> _Supplied data_:
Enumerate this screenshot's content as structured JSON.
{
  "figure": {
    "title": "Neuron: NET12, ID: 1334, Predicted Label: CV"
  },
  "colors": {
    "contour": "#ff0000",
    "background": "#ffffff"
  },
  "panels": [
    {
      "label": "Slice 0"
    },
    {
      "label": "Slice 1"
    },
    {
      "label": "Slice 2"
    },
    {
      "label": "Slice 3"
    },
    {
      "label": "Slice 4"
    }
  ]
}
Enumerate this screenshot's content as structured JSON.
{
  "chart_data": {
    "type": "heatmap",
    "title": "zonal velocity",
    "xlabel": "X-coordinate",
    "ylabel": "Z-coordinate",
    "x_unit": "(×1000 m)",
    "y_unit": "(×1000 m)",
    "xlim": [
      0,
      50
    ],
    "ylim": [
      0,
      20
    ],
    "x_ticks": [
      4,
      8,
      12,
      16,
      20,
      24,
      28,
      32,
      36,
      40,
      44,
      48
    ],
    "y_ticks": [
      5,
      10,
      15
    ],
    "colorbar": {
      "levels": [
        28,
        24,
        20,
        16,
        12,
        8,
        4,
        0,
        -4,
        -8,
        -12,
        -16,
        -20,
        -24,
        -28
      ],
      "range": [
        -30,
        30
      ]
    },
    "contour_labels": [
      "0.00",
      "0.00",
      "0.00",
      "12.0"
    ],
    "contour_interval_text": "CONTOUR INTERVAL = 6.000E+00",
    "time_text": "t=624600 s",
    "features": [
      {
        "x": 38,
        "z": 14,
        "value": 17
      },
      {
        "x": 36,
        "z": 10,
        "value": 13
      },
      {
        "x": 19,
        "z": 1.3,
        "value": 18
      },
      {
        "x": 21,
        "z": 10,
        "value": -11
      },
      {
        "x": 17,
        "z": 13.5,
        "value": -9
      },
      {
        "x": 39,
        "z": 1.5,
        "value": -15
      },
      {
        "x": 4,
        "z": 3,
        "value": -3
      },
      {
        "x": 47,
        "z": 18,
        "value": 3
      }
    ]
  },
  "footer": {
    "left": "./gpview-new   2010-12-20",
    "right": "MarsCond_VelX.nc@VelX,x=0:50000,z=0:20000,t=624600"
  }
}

> _Task_:
Repeat all the entries exactly as given.

> _Task response_:
Enumerate this screenshot's content as structured JSON.
{
  "figure": {
    "title": "Neuron: NET12, ID: 1334, Predicted Label: CV"
  },
  "colors": {
    "contour": "#ff0000",
    "background": "#ffffff"
  },
  "panels": [
    {
      "label": "Slice 0"
    },
    {
      "label": "Slice 1"
    },
    {
      "label": "Slice 2"
    },
    {
      "label": "Slice 3"
    },
    {
      "label": "Slice 4"
    }
  ]
}
Enumerate this screenshot's content as structured JSON.
{
  "chart_data": {
    "type": "heatmap",
    "title": "zonal velocity",
    "xlabel": "X-coordinate",
    "ylabel": "Z-coordinate",
    "x_unit": "(×1000 m)",
    "y_unit": "(×1000 m)",
    "xlim": [
      0,
      50
    ],
    "ylim": [
      0,
      20
    ],
    "x_ticks": [
      4,
      8,
      12,
      16,
      20,
      24,
      28,
      32,
      36,
      40,
      44,
      48
    ],
    "y_ticks": [
      5,
      10,
      15
    ],
    "colorbar": {
      "levels": [
        28,
        24,
        20,
        16,
        12,
        8,
        4,
        0,
        -4,
        -8,
        -12,
        -16,
        -20,
        -24,
        -28
      ],
      "range": [
        -30,
        30
      ]
    },
    "contour_labels": [
      "0.00",
      "0.00",
      "0.00",
      "12.0"
    ],
    "contour_interval_text": "CONTOUR INTERVAL = 6.000E+00",
    "time_text": "t=624600 s",
    "features": [
      {
        "x": 38,
        "z": 14,
        "value": 17
      },
      {
        "x": 36,
        "z": 10,
        "value": 13
      },
      {
        "x": 19,
        "z": 1.3,
        "value": 18
      },
      {
        "x": 21,
        "z": 10,
        "value": -11
      },
      {
        "x": 17,
        "z": 13.5,
        "value": -9
      },
      {
        "x": 39,
        "z": 1.5,
        "value": -15
      },
      {
        "x": 4,
        "z": 3,
        "value": -3
      },
      {
        "x": 47,
        "z": 18,
        "value": 3
      }
    ]
  },
  "footer": {
    "left": "./gpview-new   2010-12-20",
    "right": "MarsCond_VelX.nc@VelX,x=0:50000,z=0:20000,t=624600"
  }
}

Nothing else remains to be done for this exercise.